THE EXERCISE:
Please answer from the interview on sovereign wealth funds: in what year did Singapore's government set up the organization that is the present-day GIC?

DOCUMENT PASSAGE:
How does a sovereign wealth fund operate?
Sovereign wealth funds have become a source of controversy. They have the size — several trillion dollars and growing — to swing or stabilize markets. Meanwhile, their sometimes secretive strategies have invited worries that they could be used as tools of government policy. Jeffrey E. Garten, former SOM dean and former undersecretary of commerce for international trade, talked to Ng Kok Song, the managing director and group chief investment officer at the Government of Singapore Investment Corporation, about how one of the world’s largest SWFs is run.
Jeffrey E. Garten: Sovereign wealth funds are very much in the news today, and one of the challenges, I think, is to distinguish one from another, because most of the commentary has really lumped them all together. Could you give us a sense of the origins of GIC and what the rationale was for setting it up?
Ng Kok Song: I’ve been involved in the investment of Singapore’s foreign reserves for 37 years. When I graduated from university in 1971, I joined a department in the Ministry of Finance that was managing our foreign reserves. This was six years after Singapore became an independent country in 1965 and we had a very small sum of foreign reserves, which had been inherited, you might say, from British colonial rule. A year after I joined the Ministry of Finance, the Monetary Authority of Singapore was established, and the reserve management function was then transferred to the central bank. Then in 1981, the government decided to set up a specialized organization, separate from the central bank, which is the present-day GIC, to focus on this task of managing the foreign reserves.
This historical backdrop is helpful to understand why and how the reserves have been managed. It has a lot to do with the economic development philosophy the government had adopted since independence. This recognizes that Singapore is a highly open economy where external trade is several times our GDP and hence the economy is very much exposed to the occasional volatility in international trade and vicissitudes in the global economy. So, there was a desire to accumulate savings to provide a cushion for a rainy day, should the economy fall into a period of prolonged difficulties. We also wanted to be as self-reliant as possible. From the very beginning, the government pursued policies of thrift and high savings. We financed our economic development initially with domestic savings until we were able to command enough confidence among the multinational companies, who then began to invest in Singapore.
Because Singapore’s economy is highly dependent on us providing services, such as financial services, it is extremely important for us to have a strong national balance sheet so that we can foster confidence in Singapore. It’s like a bank with a very high capital ratio to inspire confidence. These are basically the reasons why we felt it was important for the stability and long-term growth of our economy to build up a store of national savings, and to manage these funds prudently.

Lines of data
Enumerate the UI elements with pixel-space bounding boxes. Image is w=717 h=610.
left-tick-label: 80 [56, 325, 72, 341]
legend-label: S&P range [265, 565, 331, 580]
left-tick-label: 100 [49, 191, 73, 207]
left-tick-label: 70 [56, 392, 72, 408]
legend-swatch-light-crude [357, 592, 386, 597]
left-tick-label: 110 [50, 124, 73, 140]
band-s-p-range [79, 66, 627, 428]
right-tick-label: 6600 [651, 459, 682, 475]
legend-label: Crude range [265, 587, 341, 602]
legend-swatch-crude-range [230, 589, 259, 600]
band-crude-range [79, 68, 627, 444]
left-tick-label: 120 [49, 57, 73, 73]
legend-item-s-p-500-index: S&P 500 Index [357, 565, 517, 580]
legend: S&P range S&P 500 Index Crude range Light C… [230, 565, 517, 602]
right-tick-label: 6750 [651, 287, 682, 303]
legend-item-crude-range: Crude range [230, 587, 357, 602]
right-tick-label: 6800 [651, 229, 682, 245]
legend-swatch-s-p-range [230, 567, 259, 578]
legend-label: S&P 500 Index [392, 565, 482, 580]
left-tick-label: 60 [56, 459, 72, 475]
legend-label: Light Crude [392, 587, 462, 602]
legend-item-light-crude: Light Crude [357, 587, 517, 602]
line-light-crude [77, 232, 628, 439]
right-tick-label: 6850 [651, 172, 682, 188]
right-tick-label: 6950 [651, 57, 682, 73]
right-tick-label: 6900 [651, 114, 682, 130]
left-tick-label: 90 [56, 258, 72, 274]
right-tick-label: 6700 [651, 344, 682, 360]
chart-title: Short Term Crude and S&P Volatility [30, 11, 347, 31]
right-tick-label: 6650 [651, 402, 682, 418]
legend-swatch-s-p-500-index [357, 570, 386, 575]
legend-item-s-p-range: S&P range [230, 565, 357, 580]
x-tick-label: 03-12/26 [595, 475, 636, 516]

WRITTEN RESPONSE:
1981